◆ **AIM**: Render the span of the entries from the line containing "staticText: Creditor <box>138 51 169 62</box>" through the line containing "button[interactable]: Contract <box>58", both included, as a Markdown table. Use the columns Row and Line, number each row, and omit blank lines.

··· ROWS

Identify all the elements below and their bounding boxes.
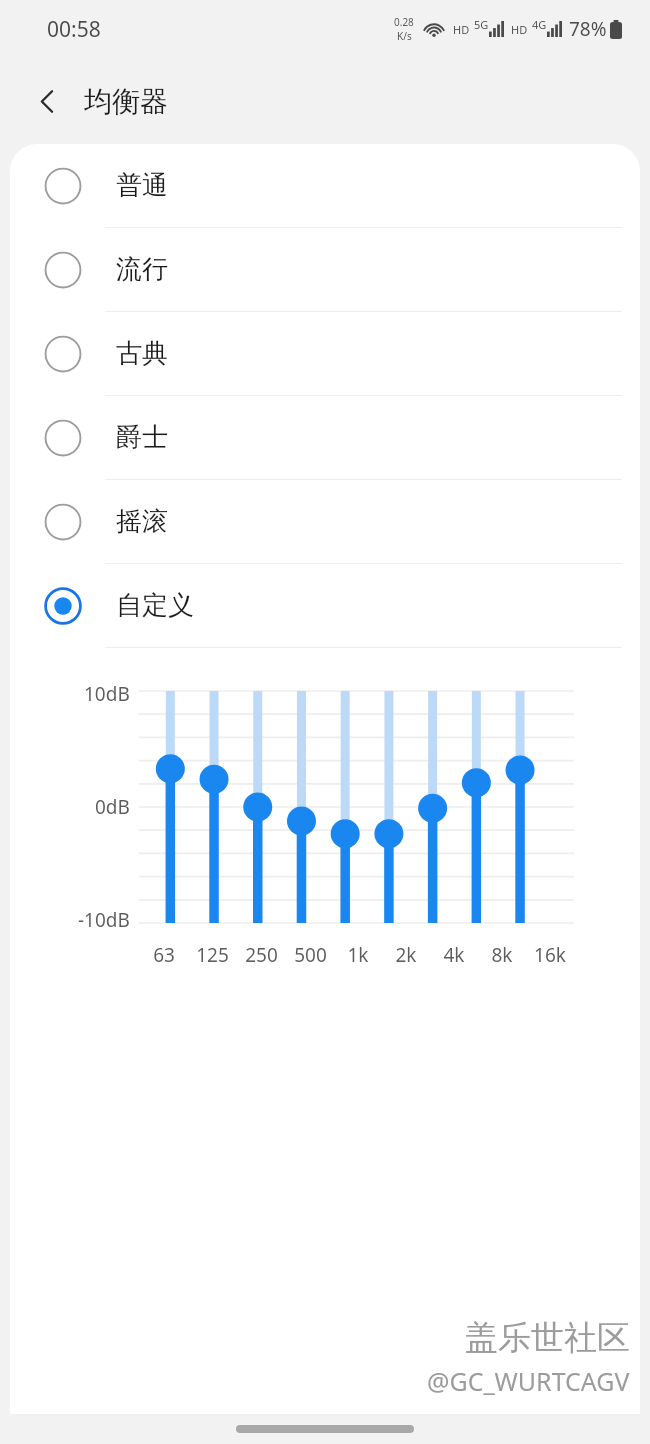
staticText: 78% [569,16,607,42]
button[interactable]: 自定义 [10,564,640,647]
staticText: HD [453,22,470,37]
staticText: 4G [532,17,547,32]
staticText: 125 [196,942,229,968]
staticText: 10dB [84,681,130,707]
staticText: 16k [534,942,566,968]
staticText: HD [511,22,528,37]
button[interactable]: 摇滚 [10,480,640,563]
button[interactable]: 流行 [10,228,640,311]
staticText: 爵士 [116,421,168,454]
staticText: 00:58 [47,15,101,44]
staticText: -10dB [78,907,130,933]
button[interactable]: 普通 [10,144,640,227]
staticText: 均衡器 [84,84,168,119]
staticText: 4k [443,942,465,968]
staticText: 250 [245,942,278,968]
staticText: @GC_WURTCAGV [427,1364,630,1398]
staticText: 普通 [116,169,168,202]
button[interactable]: Back [20,74,74,128]
staticText: K/s [397,29,412,43]
staticText: 500 [294,942,327,968]
staticText: 8k [491,942,513,968]
staticText: 5G [474,17,489,32]
staticText: 2k [395,942,417,968]
staticText: 流行 [116,253,168,286]
staticText: 63 [153,942,175,968]
button[interactable]: 爵士 [10,396,640,479]
staticText: 1k [347,942,369,968]
button[interactable]: 古典 [10,312,640,395]
staticText: 摇滚 [116,505,168,538]
staticText: 盖乐世社区 [465,1317,630,1359]
staticText: 自定义 [116,589,194,622]
staticText: 0dB [95,794,130,820]
staticText: 古典 [116,337,168,370]
staticText: 0.28 [394,15,414,29]
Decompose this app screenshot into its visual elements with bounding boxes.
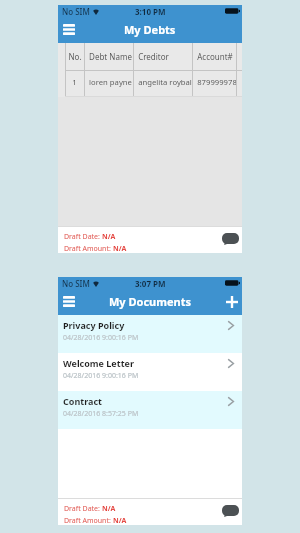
staticText: Creditor <box>138 51 169 62</box>
staticText: Welcome Letter <box>63 357 134 369</box>
button[interactable]: Privacy Policy <box>58 315 242 353</box>
staticText: Draft Amount: <box>64 244 113 253</box>
button[interactable]: Add document <box>220 289 242 315</box>
staticText: My Debts <box>124 22 176 37</box>
staticText: Draft Date: <box>64 504 102 514</box>
staticText: N/A <box>113 516 127 525</box>
staticText: 3:10 PM <box>135 6 166 17</box>
button[interactable]: Chat <box>219 230 241 250</box>
staticText: Debt Name <box>89 51 132 62</box>
staticText: 1 <box>72 77 77 87</box>
button[interactable]: Menu <box>58 17 80 43</box>
button[interactable]: Contract <box>58 391 242 429</box>
staticText: Account# <box>197 51 233 62</box>
staticText: My Documents <box>109 294 192 309</box>
staticText: Privacy Policy <box>63 319 125 331</box>
staticText: 04/28/2016 9:00:16 PM <box>63 333 139 343</box>
staticText: No SIM <box>62 6 90 17</box>
staticText: N/A <box>102 232 116 242</box>
staticText: No SIM <box>62 278 90 289</box>
button[interactable]: Welcome Letter <box>58 353 242 391</box>
button[interactable]: Chat <box>219 502 241 522</box>
staticText: No. <box>68 51 82 62</box>
staticText: 3:07 PM <box>135 278 166 289</box>
staticText: 879999978 <box>197 77 237 87</box>
staticText: N/A <box>113 244 127 253</box>
staticText: Draft Date: <box>64 232 102 242</box>
staticText: Contract <box>63 395 102 407</box>
staticText: N/A <box>102 504 116 514</box>
staticText: 04/28/2016 8:57:25 PM <box>63 409 139 419</box>
button[interactable]: Menu <box>58 289 80 315</box>
staticText: loren payne <box>89 77 132 87</box>
staticText: Draft Amount: <box>64 516 113 525</box>
staticText: 04/28/2016 9:00:16 PM <box>63 371 139 381</box>
staticText: angelita roybal <box>138 77 192 87</box>
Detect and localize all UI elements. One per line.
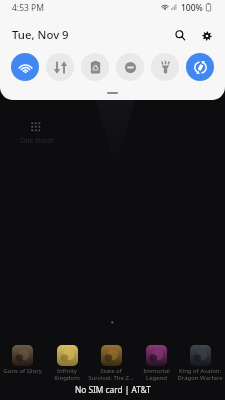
button[interactable]: State of Survival: The Z…	[88, 345, 134, 382]
button[interactable]: Auto rotate	[186, 53, 214, 81]
button[interactable]: Flashlight	[151, 53, 179, 81]
staticText: 100%	[181, 2, 203, 14]
button[interactable]: Settings	[195, 25, 216, 46]
button[interactable]: Battery saver	[81, 53, 109, 81]
staticText: Guns of Glory	[3, 367, 42, 375]
staticText: No SIM card | AT&T	[75, 384, 151, 395]
button[interactable]: Immortal Legend	[133, 345, 179, 382]
staticText: King of Avalon: Dragon Warfare	[177, 367, 223, 382]
staticText: Tue, Nov 9	[12, 27, 69, 43]
button[interactable]: Do not disturb	[116, 53, 144, 81]
staticText: One Shade	[14, 136, 60, 145]
staticText: Immortal Legend	[143, 367, 170, 382]
staticText: Infinity Kingdom	[54, 367, 80, 382]
staticText: State of Survival: The Z…	[88, 367, 134, 382]
staticText: 4:53 PM	[12, 2, 44, 14]
button[interactable]: Mobile data	[46, 53, 74, 81]
button[interactable]: Wi-Fi	[11, 53, 39, 81]
button[interactable]: One Shade	[14, 117, 60, 151]
button[interactable]: Infinity Kingdom	[44, 345, 90, 382]
button[interactable]: Search	[170, 25, 191, 46]
button[interactable]: Guns of Glory	[0, 345, 45, 375]
button[interactable]: King of Avalon: Dragon Warfare	[177, 345, 223, 382]
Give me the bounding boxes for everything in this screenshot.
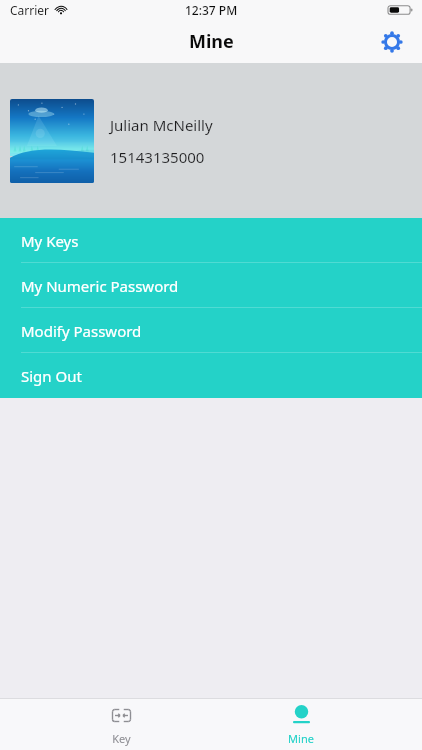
- staticText: 12:37 PM: [185, 2, 238, 18]
- staticText: Modify Password: [21, 321, 142, 341]
- button[interactable]: Julian McNeilly: [0, 63, 422, 218]
- button[interactable]: Sign Out: [0, 353, 422, 398]
- staticText: Julian McNeilly: [110, 115, 213, 135]
- button[interactable]: My Keys: [0, 218, 422, 263]
- button[interactable]: My Numeric Password: [0, 263, 422, 308]
- staticText: My Numeric Password: [21, 276, 179, 296]
- staticText: Carrier: [10, 2, 50, 18]
- button[interactable]: Mine: [241, 699, 361, 750]
- button[interactable]: Key: [61, 699, 181, 750]
- staticText: 15143135000: [110, 147, 205, 167]
- staticText: Mine: [189, 29, 234, 54]
- staticText: My Keys: [21, 231, 79, 251]
- button[interactable]: Settings: [374, 24, 410, 60]
- staticText: Sign Out: [21, 366, 82, 386]
- button[interactable]: Modify Password: [0, 308, 422, 353]
- staticText: Key: [112, 731, 131, 746]
- staticText: Mine: [288, 731, 314, 746]
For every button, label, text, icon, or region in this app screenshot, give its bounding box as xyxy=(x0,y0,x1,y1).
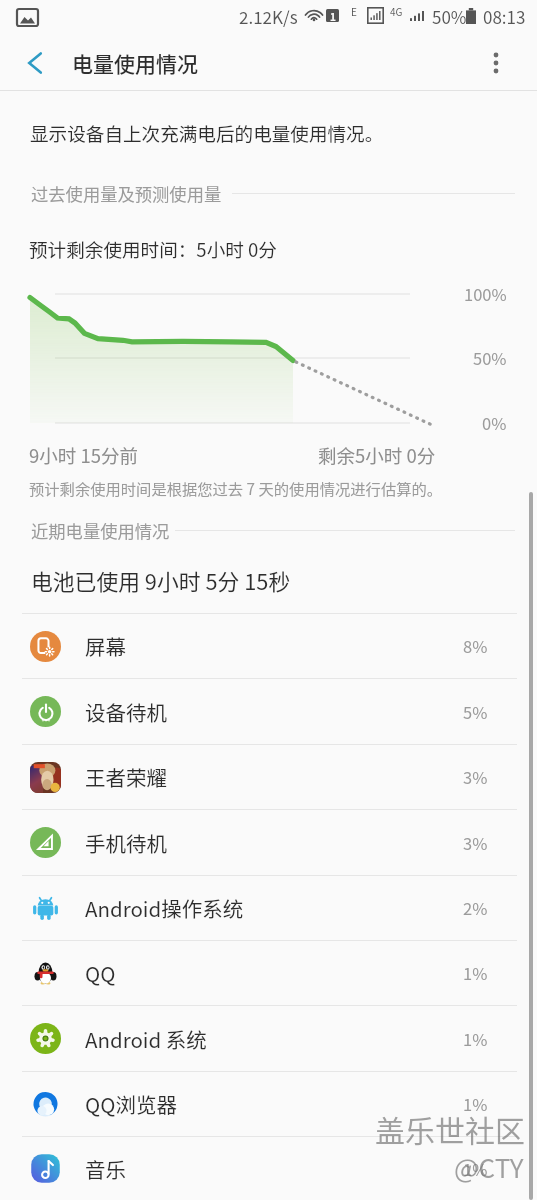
staticText: 剩余5小时 0分 xyxy=(318,442,436,469)
staticText: Android 系统 xyxy=(85,1024,463,1054)
staticText: 50% xyxy=(432,4,467,29)
staticText: 电量使用情况 xyxy=(72,48,198,78)
staticText: 预计剩余使用时间是根据您过去 7 天的使用情况进行估算的。 xyxy=(29,477,443,499)
staticText: 5% xyxy=(463,700,488,724)
staticText: 2% xyxy=(463,896,488,920)
staticText: 手机待机 xyxy=(85,828,463,858)
button[interactable]: Android操作系统 xyxy=(0,876,537,940)
staticText: 预计剩余使用时间：5小时 0分 xyxy=(29,235,277,262)
button[interactable]: QQ浏览器 xyxy=(0,1072,537,1136)
button[interactable]: 屏幕 xyxy=(0,614,537,678)
staticText: 8% xyxy=(463,634,488,658)
staticText: 100% xyxy=(464,282,507,306)
staticText: 过去使用量及预测使用量 xyxy=(31,181,222,206)
staticText: QQ xyxy=(85,958,463,988)
staticText: 近期电量使用情况 xyxy=(31,518,170,543)
staticText: 2.12K/s xyxy=(239,4,298,29)
staticText: E xyxy=(351,4,357,18)
button[interactable]: 王者荣耀 xyxy=(0,745,537,809)
staticText: 1% xyxy=(463,1157,488,1181)
button[interactable]: 手机待机 xyxy=(0,810,537,875)
staticText: Android操作系统 xyxy=(85,893,463,923)
staticText: 显示设备自上次充满电后的电量使用情况。 xyxy=(30,119,384,146)
staticText: 08:13 xyxy=(483,4,526,29)
staticText: 4G xyxy=(390,4,403,18)
button[interactable]: Back xyxy=(13,41,57,85)
button[interactable]: Android 系统 xyxy=(0,1006,537,1071)
staticText: 3% xyxy=(463,765,488,789)
staticText: QQ浏览器 xyxy=(85,1089,463,1119)
staticText: @CTY xyxy=(454,1148,524,1186)
staticText: 1% xyxy=(463,1092,488,1116)
button[interactable]: 音乐 xyxy=(0,1137,537,1200)
button[interactable]: More options xyxy=(474,41,518,85)
staticText: 屏幕 xyxy=(85,631,463,661)
staticText: 1 xyxy=(330,9,336,22)
staticText: 设备待机 xyxy=(85,697,463,727)
staticText: 音乐 xyxy=(85,1154,463,1184)
staticText: 电池已使用 9小时 5分 15秒 xyxy=(31,565,291,597)
staticText: 0% xyxy=(482,411,507,435)
staticText: 盖乐世社区 xyxy=(375,1107,525,1150)
staticText: 50% xyxy=(473,346,507,370)
button[interactable]: 设备待机 xyxy=(0,679,537,744)
staticText: 3% xyxy=(463,831,488,855)
staticText: 9小时 15分前 xyxy=(29,442,138,469)
button[interactable]: QQ xyxy=(0,941,537,1005)
staticText: 1% xyxy=(463,961,488,985)
staticText: 王者荣耀 xyxy=(85,762,463,792)
staticText: 1% xyxy=(463,1027,488,1051)
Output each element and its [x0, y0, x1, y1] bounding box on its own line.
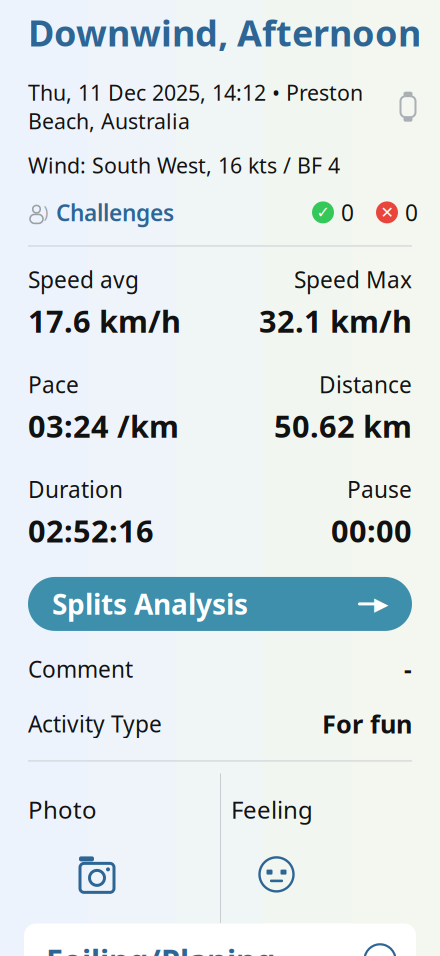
staticText: Splits Analysis [52, 585, 248, 622]
button[interactable]: Foiling options [360, 940, 400, 956]
button[interactable]: Activity Type [0, 689, 440, 744]
staticText: Thu, 11 Dec 2025, 14:12 • Preston Beach,… [28, 78, 363, 135]
staticText: 32.1 km/h [259, 301, 412, 341]
staticText: Comment [28, 654, 133, 684]
staticText: 50.62 km [274, 405, 412, 446]
staticText: 17.6 km/h [28, 301, 181, 341]
staticText: 03:24 /km [28, 405, 179, 446]
staticText: ▶ [374, 593, 388, 614]
staticText: Challenges [56, 197, 174, 228]
button[interactable]: ) [0, 179, 440, 232]
staticText: For fun [322, 707, 412, 740]
staticText: Activity Type [28, 709, 162, 739]
button[interactable]: Add photo [0, 773, 220, 923]
staticText: ✓ [316, 203, 330, 222]
staticText: Downwind, Afternoon [28, 9, 421, 56]
staticText: Feeling [231, 793, 313, 825]
staticText: Duration [28, 474, 123, 504]
staticText: 00:00 [331, 510, 412, 551]
staticText: ) [44, 201, 48, 223]
staticText: 02:52:16 [28, 510, 154, 551]
staticText: ✕ [380, 203, 394, 222]
staticText: 0 [341, 197, 354, 228]
staticText: Speed Max [294, 264, 412, 295]
button[interactable]: Comment [0, 631, 440, 689]
staticText: Foiling/Planing [46, 939, 275, 956]
staticText: Distance [319, 369, 412, 399]
staticText: Photo [28, 793, 97, 825]
staticText: Wind: South West, 16 kts / BF 4 [28, 151, 340, 179]
staticText: Pause [347, 474, 412, 504]
button[interactable]: Set feeling [221, 773, 440, 923]
staticText: Speed avg [28, 264, 139, 295]
staticText: 0 [405, 197, 418, 228]
staticText: Pace [28, 369, 79, 399]
button[interactable]: Splits Analysis [28, 577, 412, 631]
staticText: - [404, 653, 412, 685]
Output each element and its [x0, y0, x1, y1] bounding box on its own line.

······

◆ **RIGHT ANSWER**:
| Row | Line |
|---|---|
| 1 | staticText: Creditor <box>138 51 169 62</box> |
| 2 | staticText: Welcome Letter <box>63 357 134 369</box> |
| 3 | button[interactable]: Privacy Policy <box>58 315 242 353</box> |
| 4 | staticText: Draft Amount: <box>64 244 113 253</box> |
| 5 | button[interactable]: Add document <box>220 289 242 315</box> |
| 6 | staticText: My Debts <box>124 22 176 37</box> |
| 7 | staticText: Draft Date: <box>64 504 102 514</box> |
| 8 | staticText: N/A <box>113 516 127 525</box> |
| 9 | staticText: 3:10 PM <box>135 6 166 17</box> |
| 10 | button[interactable]: Chat <box>219 230 241 250</box> |
| 11 | staticText: Debt Name <box>89 51 132 62</box> |
| 12 | staticText: 1 <box>72 77 77 87</box> |
| 13 | button[interactable]: Menu <box>58 17 80 43</box> |
| 14 | button[interactable]: Contract <box>58 391 242 429</box> |